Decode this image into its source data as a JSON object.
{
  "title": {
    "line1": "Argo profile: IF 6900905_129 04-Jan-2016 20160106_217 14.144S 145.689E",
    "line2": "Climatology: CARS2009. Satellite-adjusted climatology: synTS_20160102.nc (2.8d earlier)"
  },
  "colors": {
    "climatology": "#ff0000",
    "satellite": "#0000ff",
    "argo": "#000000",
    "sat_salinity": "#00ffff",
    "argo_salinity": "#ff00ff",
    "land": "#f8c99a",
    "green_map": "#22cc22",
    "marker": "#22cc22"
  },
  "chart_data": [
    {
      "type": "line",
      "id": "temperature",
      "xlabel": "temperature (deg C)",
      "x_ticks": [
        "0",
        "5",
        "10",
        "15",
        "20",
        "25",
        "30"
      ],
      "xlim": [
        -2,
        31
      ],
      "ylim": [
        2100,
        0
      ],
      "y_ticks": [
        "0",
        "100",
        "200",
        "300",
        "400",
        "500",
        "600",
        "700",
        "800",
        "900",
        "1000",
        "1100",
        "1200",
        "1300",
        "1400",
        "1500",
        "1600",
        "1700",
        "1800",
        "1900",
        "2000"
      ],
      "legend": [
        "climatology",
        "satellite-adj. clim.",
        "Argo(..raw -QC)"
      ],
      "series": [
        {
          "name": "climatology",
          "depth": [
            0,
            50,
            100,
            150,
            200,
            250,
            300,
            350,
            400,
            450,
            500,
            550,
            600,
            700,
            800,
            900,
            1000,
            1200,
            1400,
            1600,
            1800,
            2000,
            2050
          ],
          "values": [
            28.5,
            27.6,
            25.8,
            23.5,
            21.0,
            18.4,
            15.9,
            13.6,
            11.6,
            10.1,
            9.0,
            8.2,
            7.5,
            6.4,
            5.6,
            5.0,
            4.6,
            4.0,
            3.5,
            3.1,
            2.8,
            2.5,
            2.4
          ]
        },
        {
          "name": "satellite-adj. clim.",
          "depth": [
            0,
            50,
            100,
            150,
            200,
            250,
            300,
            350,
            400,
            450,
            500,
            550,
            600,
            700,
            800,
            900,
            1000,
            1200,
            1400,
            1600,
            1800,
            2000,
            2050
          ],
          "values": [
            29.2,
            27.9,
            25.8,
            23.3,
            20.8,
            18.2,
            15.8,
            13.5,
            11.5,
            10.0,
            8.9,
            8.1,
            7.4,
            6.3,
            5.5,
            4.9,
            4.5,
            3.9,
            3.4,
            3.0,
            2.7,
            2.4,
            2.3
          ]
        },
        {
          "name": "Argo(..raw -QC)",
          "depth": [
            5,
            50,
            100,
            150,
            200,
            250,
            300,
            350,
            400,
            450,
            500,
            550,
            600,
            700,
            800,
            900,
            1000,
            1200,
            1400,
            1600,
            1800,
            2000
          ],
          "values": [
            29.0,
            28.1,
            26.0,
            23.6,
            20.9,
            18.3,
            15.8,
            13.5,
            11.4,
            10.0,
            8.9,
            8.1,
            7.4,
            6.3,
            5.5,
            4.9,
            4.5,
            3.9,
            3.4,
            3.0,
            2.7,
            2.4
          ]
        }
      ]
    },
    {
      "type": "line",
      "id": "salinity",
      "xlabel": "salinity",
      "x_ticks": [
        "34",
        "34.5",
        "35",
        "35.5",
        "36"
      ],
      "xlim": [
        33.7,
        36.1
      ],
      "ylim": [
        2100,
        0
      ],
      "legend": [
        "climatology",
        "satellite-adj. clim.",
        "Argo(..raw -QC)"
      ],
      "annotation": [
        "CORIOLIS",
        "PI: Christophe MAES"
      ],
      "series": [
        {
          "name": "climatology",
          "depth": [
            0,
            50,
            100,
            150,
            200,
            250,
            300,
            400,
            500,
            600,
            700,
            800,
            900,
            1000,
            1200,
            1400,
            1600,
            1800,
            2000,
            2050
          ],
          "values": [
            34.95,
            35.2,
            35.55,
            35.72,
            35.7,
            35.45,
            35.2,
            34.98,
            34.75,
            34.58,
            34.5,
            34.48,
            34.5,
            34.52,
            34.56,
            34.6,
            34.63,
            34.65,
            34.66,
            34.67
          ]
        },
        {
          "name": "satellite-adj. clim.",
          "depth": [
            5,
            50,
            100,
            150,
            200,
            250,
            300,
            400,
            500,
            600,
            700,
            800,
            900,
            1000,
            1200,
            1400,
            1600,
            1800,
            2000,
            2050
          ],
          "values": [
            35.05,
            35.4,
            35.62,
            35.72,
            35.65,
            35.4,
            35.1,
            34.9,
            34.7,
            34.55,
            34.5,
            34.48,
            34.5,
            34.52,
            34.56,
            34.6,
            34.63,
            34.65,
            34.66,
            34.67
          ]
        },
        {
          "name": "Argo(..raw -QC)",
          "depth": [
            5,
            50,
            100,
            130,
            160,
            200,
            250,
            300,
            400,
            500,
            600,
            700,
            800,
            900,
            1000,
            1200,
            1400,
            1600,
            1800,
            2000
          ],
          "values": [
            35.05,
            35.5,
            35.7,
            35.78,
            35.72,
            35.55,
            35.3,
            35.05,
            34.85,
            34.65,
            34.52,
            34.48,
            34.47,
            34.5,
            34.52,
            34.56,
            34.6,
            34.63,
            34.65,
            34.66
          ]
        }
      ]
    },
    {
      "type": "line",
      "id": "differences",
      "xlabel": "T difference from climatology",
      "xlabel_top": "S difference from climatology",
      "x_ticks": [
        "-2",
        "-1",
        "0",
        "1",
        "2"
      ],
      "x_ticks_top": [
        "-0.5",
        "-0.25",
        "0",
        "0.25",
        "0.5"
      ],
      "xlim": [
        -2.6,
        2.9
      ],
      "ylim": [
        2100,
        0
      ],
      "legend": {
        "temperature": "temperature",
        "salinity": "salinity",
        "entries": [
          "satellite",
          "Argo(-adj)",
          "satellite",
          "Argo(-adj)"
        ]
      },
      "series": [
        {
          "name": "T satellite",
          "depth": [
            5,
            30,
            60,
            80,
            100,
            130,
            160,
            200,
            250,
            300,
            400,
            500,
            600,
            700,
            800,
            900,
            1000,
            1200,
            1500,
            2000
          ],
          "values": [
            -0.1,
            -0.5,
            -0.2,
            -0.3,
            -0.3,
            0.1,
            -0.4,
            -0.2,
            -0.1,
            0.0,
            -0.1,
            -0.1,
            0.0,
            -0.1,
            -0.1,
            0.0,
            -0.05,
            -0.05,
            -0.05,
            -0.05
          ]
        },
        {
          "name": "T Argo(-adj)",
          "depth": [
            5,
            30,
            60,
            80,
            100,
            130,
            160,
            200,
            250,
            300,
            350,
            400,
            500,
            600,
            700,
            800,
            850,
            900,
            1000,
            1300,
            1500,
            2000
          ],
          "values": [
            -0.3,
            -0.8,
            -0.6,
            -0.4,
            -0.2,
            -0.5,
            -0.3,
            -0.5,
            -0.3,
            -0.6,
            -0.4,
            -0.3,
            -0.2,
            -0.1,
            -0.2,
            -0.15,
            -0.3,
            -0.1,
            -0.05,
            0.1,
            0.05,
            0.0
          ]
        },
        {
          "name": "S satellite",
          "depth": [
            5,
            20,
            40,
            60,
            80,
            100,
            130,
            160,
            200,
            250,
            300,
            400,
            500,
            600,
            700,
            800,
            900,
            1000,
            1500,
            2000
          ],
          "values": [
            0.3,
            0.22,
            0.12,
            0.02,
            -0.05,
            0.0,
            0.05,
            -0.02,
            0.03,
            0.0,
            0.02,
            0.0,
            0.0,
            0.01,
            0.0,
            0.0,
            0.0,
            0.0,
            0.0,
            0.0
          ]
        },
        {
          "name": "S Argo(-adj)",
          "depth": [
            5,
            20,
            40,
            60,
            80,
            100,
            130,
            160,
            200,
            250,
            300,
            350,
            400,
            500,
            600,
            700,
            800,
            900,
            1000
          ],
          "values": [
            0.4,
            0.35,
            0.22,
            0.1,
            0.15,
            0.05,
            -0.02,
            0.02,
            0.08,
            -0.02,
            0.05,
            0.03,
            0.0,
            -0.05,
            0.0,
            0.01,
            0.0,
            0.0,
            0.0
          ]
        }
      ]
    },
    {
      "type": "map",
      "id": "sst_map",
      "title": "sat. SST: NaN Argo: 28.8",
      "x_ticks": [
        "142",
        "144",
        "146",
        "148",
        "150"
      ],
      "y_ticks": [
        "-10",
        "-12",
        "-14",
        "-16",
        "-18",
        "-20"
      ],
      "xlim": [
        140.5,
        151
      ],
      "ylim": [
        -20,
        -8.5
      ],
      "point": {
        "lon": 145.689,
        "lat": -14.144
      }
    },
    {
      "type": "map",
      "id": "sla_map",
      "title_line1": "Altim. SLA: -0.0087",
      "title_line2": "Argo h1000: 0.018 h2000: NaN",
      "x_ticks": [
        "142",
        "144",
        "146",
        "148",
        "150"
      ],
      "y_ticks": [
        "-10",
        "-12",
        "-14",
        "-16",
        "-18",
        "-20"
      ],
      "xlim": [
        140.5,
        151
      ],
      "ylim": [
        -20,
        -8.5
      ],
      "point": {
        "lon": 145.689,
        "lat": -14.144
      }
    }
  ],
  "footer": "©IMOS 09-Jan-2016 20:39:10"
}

----------------

- _STATED GOAL_
Filter the listing above by the word "from"; copy each line that passes.

- _FINAL RESULT_
      "xlabel": "T difference from climatology",
      "xlabel_top": "S difference from climatology",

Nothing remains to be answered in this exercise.